*Data provided*
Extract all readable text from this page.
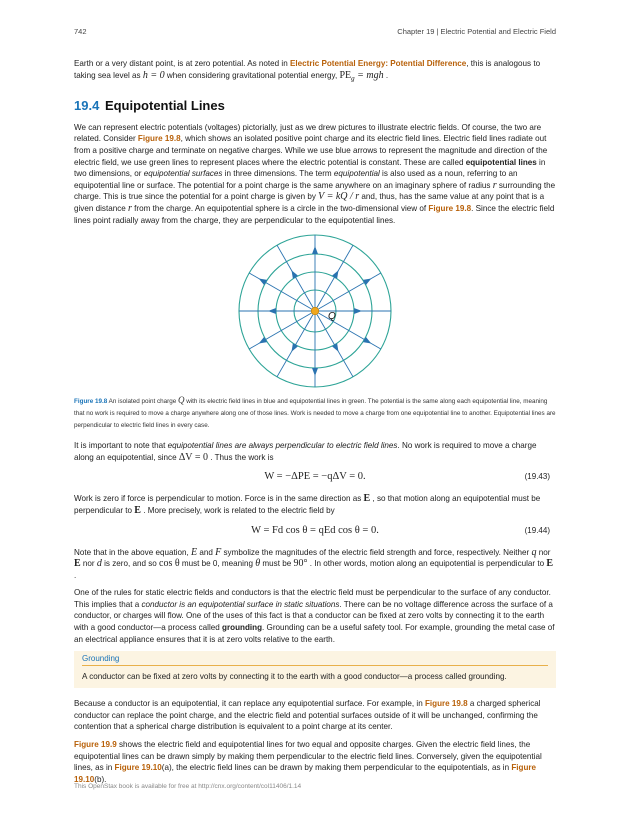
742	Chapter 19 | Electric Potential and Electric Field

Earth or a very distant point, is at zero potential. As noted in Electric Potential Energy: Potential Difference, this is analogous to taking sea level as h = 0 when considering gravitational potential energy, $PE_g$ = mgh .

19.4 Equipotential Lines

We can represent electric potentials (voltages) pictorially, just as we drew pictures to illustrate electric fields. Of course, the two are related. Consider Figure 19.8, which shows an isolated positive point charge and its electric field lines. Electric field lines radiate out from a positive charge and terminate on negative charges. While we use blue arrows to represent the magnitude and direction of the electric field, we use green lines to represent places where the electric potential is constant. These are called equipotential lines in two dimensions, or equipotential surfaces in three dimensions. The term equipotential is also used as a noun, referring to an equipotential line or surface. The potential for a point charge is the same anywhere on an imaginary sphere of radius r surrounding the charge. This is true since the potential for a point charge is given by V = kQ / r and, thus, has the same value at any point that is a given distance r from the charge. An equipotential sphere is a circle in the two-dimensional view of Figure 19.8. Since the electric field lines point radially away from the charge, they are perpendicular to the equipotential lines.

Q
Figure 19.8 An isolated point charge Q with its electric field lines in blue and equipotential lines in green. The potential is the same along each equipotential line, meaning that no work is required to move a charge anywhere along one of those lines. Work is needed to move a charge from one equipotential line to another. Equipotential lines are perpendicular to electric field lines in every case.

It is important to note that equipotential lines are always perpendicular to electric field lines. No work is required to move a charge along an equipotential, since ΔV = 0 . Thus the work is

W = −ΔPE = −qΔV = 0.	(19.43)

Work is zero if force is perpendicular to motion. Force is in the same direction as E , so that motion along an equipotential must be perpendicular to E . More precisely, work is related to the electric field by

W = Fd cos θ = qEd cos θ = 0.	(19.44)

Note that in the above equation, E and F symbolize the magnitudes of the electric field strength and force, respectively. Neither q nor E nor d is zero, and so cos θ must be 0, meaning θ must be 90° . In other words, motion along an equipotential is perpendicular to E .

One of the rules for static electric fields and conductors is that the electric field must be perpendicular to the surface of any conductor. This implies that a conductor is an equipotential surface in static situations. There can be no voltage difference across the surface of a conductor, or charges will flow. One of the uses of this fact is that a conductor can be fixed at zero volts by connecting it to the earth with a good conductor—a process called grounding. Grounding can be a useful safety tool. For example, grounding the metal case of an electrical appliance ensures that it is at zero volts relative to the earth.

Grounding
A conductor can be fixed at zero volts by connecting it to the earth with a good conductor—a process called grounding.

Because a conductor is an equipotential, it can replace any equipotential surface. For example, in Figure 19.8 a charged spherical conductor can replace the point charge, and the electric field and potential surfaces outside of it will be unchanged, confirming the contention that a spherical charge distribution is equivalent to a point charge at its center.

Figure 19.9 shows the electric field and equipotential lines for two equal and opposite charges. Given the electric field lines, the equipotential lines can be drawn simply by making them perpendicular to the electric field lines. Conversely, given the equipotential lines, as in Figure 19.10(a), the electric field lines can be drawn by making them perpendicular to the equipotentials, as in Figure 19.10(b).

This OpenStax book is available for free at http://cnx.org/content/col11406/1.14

---

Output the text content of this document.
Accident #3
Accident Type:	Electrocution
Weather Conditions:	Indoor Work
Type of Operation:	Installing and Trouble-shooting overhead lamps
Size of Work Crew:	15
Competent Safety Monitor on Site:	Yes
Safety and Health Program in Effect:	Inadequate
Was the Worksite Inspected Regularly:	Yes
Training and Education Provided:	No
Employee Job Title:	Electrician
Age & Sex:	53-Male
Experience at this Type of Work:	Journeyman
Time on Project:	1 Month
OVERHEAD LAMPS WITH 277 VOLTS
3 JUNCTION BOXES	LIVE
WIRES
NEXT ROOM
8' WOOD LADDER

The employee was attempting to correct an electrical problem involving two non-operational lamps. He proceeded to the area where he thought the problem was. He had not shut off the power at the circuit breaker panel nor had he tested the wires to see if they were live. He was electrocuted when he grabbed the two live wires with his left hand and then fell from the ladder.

---

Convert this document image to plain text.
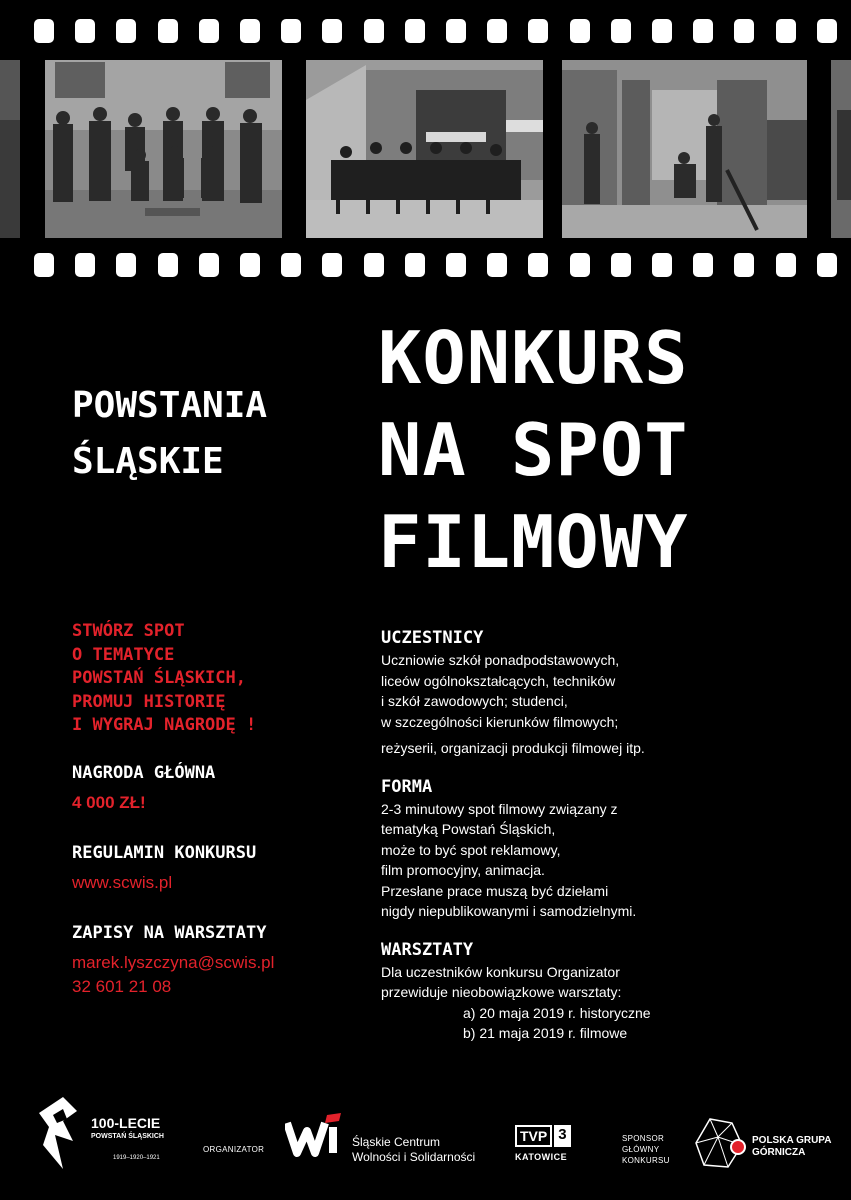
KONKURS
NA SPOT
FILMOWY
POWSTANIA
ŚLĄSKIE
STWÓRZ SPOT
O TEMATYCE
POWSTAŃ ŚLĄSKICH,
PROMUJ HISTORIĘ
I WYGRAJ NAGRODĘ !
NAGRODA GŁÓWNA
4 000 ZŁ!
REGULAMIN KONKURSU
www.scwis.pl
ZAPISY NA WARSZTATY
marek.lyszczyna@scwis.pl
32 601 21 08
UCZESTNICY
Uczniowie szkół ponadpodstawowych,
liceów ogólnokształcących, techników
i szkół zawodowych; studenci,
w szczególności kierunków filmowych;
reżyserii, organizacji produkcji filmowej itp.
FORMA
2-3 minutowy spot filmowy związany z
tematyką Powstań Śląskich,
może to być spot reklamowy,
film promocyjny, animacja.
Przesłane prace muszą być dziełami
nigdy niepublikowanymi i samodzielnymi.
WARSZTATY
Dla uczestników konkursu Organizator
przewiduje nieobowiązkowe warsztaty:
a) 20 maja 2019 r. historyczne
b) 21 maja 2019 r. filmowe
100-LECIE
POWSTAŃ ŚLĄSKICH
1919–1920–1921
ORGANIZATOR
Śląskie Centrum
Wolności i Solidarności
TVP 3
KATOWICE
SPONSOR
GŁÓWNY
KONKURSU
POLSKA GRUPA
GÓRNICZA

*Short problem*
Every line that holds the string "process" should be returned.

*Task output*
One of the rules for static electric fields and conductors is that the electric field must be perpendicular to the surface of any conductor. This implies that a conductor is an equipotential surface in static situations. There can be no voltage difference across the surface of a conductor, or charges will flow. One of the uses of this fact is that a conductor can be fixed at zero volts by connecting it to the earth with a good conductor—a process called grounding. Grounding can be a useful safety tool. For example, grounding the metal case of an electrical appliance ensures that it is at zero volts relative to the earth.
A conductor can be fixed at zero volts by connecting it to the earth with a good conductor—a process called grounding.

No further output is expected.